■ **Problem**: Repeat the lines of the listing below word for word, starting with the line that contains "sidebar-item-label: Painel de Trabalho: [140, 422, 282, 441]" and ending after the line that contains "sidebar-collapse-icon[interactable]: [353, 27, 373, 47]".

Data listing:
▼▼▼

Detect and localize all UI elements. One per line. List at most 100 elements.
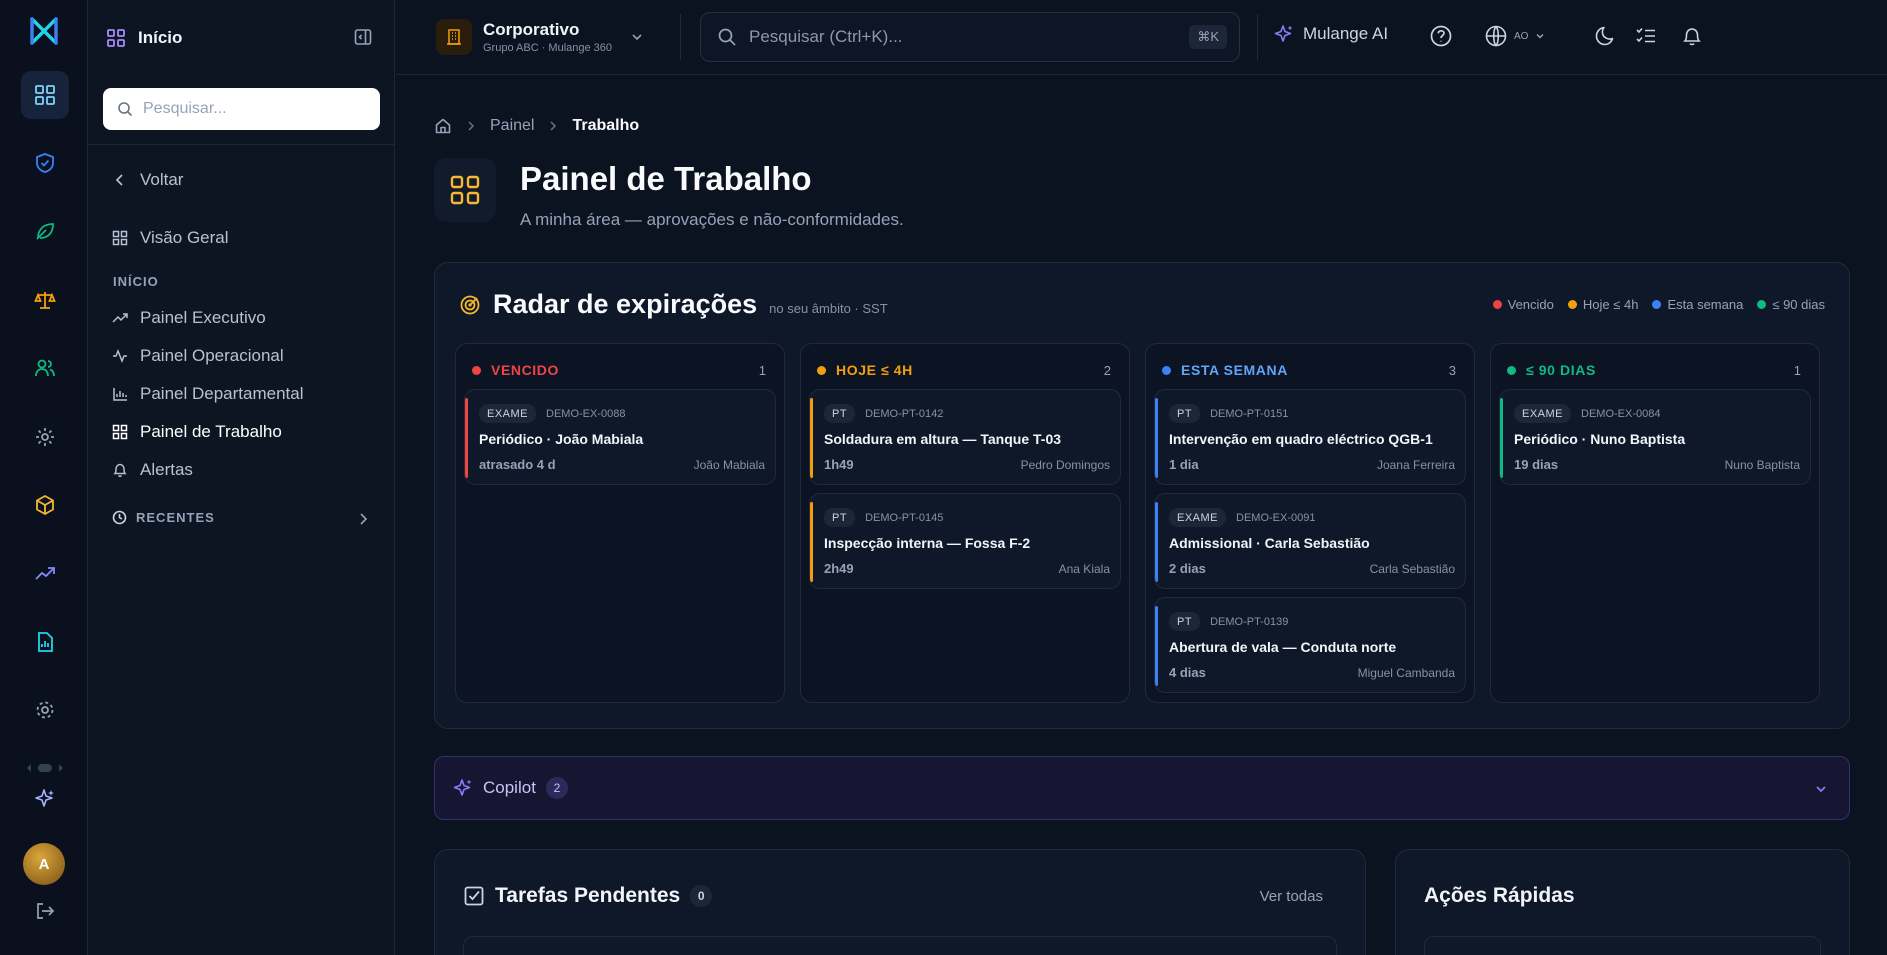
sidebar-item-label: Painel de Trabalho: [140, 422, 282, 441]
sidebar-item-overview[interactable]: Visão Geral: [112, 228, 229, 248]
legend-label: Hoje ≤ 4h: [1582, 297, 1639, 312]
rail-grid-icon[interactable]: [21, 71, 69, 119]
radar-card[interactable]: PT DEMO-PT-0145 Inspecção interna — Fossa…: [809, 493, 1121, 589]
user-avatar[interactable]: A: [23, 843, 65, 885]
column-header: ≤ 90 DIAS: [1507, 362, 1596, 378]
sidebar-item-executive[interactable]: Painel Executivo: [112, 308, 266, 328]
card-title: Intervenção em quadro eléctrico QGB-1: [1169, 431, 1433, 447]
card-person: Pedro Domingos: [1020, 458, 1110, 472]
rail-settings-icon[interactable]: [21, 413, 69, 461]
global-search[interactable]: Pesquisar (Ctrl+K)... ⌘K: [700, 12, 1240, 62]
column-count: 1: [758, 363, 766, 378]
page-subtitle: A minha área — aprovações e não-conformi…: [520, 210, 904, 229]
sidebar-collapse-icon[interactable]: [353, 27, 373, 47]
mulange-ai-button[interactable]: Mulange AI: [1274, 24, 1388, 44]
chevron-right-icon: [356, 512, 370, 526]
rail-trend-up-icon[interactable]: [21, 550, 69, 598]
sidebar-item-label: Painel Executivo: [140, 308, 266, 327]
rail-cube-icon[interactable]: [21, 481, 69, 529]
column-count: 1: [1793, 363, 1801, 378]
sidebar-search-input[interactable]: [143, 100, 363, 118]
card-type-badge: EXAME: [479, 404, 537, 423]
copilot-panel-toggle[interactable]: Copilot 2: [434, 756, 1850, 820]
card-due: atrasado 4 d: [479, 457, 556, 472]
checklist-icon[interactable]: [1634, 24, 1658, 48]
sidebar-grid-icon: [106, 28, 126, 48]
card-due: 4 dias: [1169, 665, 1206, 680]
card-due: 1h49: [824, 457, 854, 472]
sidebar-item-work-panel[interactable]: Painel de Trabalho: [112, 422, 282, 442]
card-person: Miguel Cambanda: [1357, 666, 1455, 680]
activity-icon: [112, 348, 128, 364]
sidebar-back-button[interactable]: Voltar: [112, 170, 183, 190]
card-code: DEMO-EX-0084: [1581, 407, 1661, 420]
checkbox-icon: [463, 885, 485, 907]
topbar: Corporativo Grupo ABC · Mulange 360 Pesq…: [396, 0, 1887, 75]
column-label: ≤ 90 DIAS: [1526, 362, 1596, 378]
radar-card[interactable]: PT DEMO-PT-0151 Intervenção em quadro elé…: [1154, 389, 1466, 485]
radar-column-week: ESTA SEMANA 3 PT DEMO-PT-0151 Intervenção…: [1145, 343, 1475, 703]
rail-leaf-icon[interactable]: [21, 207, 69, 255]
org-switcher[interactable]: Corporativo Grupo ABC · Mulange 360: [436, 19, 644, 55]
card-type-badge: PT: [1169, 612, 1201, 631]
bar-chart-icon: [112, 386, 128, 402]
sidebar-item-operational[interactable]: Painel Operacional: [112, 346, 284, 366]
card-due: 1 dia: [1169, 457, 1199, 472]
radar-column-today: HOJE ≤ 4H 2 PT DEMO-PT-0142 Soldadura em …: [800, 343, 1130, 703]
sidebar: Início Voltar Visão Geral INÍCIO Painel …: [88, 0, 395, 955]
sidebar-item-departmental[interactable]: Painel Departamental: [112, 384, 303, 404]
view-all-link[interactable]: Ver todas: [1260, 888, 1323, 905]
sparkle-icon: [1274, 24, 1294, 44]
card-title: Periódico · Nuno Baptista: [1514, 431, 1686, 447]
sidebar-recent-toggle[interactable]: RECENTES: [112, 510, 370, 525]
rail-report-icon[interactable]: [21, 618, 69, 666]
back-label: Voltar: [140, 170, 184, 189]
home-icon[interactable]: [434, 117, 452, 135]
rail-gear-icon[interactable]: [21, 686, 69, 734]
card-due: 2h49: [824, 561, 854, 576]
notifications-bell-icon[interactable]: [1680, 24, 1704, 48]
globe-icon: [1484, 24, 1508, 48]
rail-users-icon[interactable]: [21, 344, 69, 392]
breadcrumb-item[interactable]: Painel: [490, 117, 534, 135]
sidebar-item-label: Painel Departamental: [140, 384, 304, 403]
column-header: ESTA SEMANA: [1162, 362, 1288, 378]
language-code: AO: [1514, 30, 1529, 42]
card-code: DEMO-PT-0145: [865, 511, 944, 524]
radar-card[interactable]: EXAME DEMO-EX-0088 Periódico · João Mabia…: [464, 389, 776, 485]
radar-card[interactable]: EXAME DEMO-EX-0084 Periódico · Nuno Bapti…: [1499, 389, 1811, 485]
overview-label: Visão Geral: [140, 228, 229, 247]
card-type-badge: PT: [1169, 404, 1201, 423]
moon-icon[interactable]: [1593, 24, 1617, 48]
help-icon[interactable]: [1429, 24, 1453, 48]
card-person: Carla Sebastião: [1369, 562, 1455, 576]
radar-card[interactable]: PT DEMO-PT-0142 Soldadura em altura — Tan…: [809, 389, 1121, 485]
ai-label: Mulange AI: [1303, 24, 1389, 43]
rail-scale-icon[interactable]: [21, 276, 69, 324]
recent-label: RECENTES: [136, 510, 215, 525]
sidebar-search[interactable]: [103, 88, 380, 130]
column-header: HOJE ≤ 4H: [817, 362, 913, 378]
rail-shield-check-icon[interactable]: [21, 139, 69, 187]
search-icon: [117, 101, 133, 117]
pending-tasks-panel: Tarefas Pendentes 0 Ver todas: [434, 849, 1366, 955]
language-switcher[interactable]: AO: [1484, 24, 1546, 48]
rail-logout-icon[interactable]: [21, 887, 69, 935]
pending-tasks-header: Tarefas Pendentes 0: [463, 884, 713, 908]
card-type-badge: EXAME: [1514, 404, 1572, 423]
column-label: VENCIDO: [491, 362, 559, 378]
grid-icon: [112, 424, 128, 440]
rail-scroll-dots[interactable]: [26, 762, 64, 774]
app-logo-icon[interactable]: [29, 16, 59, 46]
card-code: DEMO-PT-0139: [1210, 615, 1289, 628]
radar-card[interactable]: PT DEMO-PT-0139 Abertura de vala — Condut…: [1154, 597, 1466, 693]
card-person: Nuno Baptista: [1724, 458, 1800, 472]
breadcrumb-current: Trabalho: [572, 117, 640, 134]
radar-card[interactable]: EXAME DEMO-EX-0091 Admissional · Carla Se…: [1154, 493, 1466, 589]
card-type-badge: PT: [824, 404, 856, 423]
rail-sparkle-icon[interactable]: [21, 775, 69, 823]
expiration-radar: Radar de expirações no seu âmbito · SST …: [434, 262, 1850, 729]
sidebar-item-alerts[interactable]: Alertas: [112, 460, 193, 480]
global-search-placeholder: Pesquisar (Ctrl+K)...: [749, 27, 903, 46]
radar-title: Radar de expirações: [493, 289, 758, 319]
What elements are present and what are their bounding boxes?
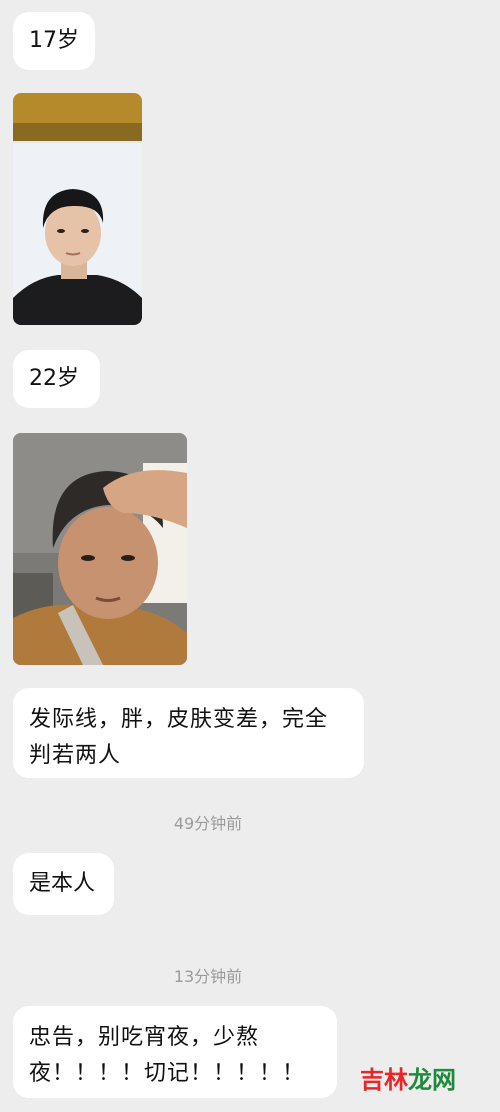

▲▲▲

■ **Completed exercise**:
sidebar-item-label: Painel de Trabalho: [140, 422, 282, 441]
sidebar-item-overview[interactable]: Visão Geral: [112, 228, 229, 248]
legend-label: Hoje ≤ 4h: [1582, 297, 1639, 312]
rail-grid-icon[interactable]: [21, 71, 69, 119]
radar-card[interactable]: PT DEMO-PT-0145 Inspecção interna — Fossa…: [809, 493, 1121, 589]
user-avatar[interactable]: A: [23, 843, 65, 885]
column-header: ≤ 90 DIAS: [1507, 362, 1596, 378]
sidebar-item-executive[interactable]: Painel Executivo: [112, 308, 266, 328]
card-title: Intervenção em quadro eléctrico QGB-1: [1169, 431, 1433, 447]
card-person: Pedro Domingos: [1020, 458, 1110, 472]
rail-settings-icon[interactable]: [21, 413, 69, 461]
global-search[interactable]: Pesquisar (Ctrl+K)... ⌘K: [700, 12, 1240, 62]
column-count: 1: [758, 363, 766, 378]
page-subtitle: A minha área — aprovações e não-conformi…: [520, 210, 904, 229]
sidebar-collapse-icon[interactable]: [353, 27, 373, 47]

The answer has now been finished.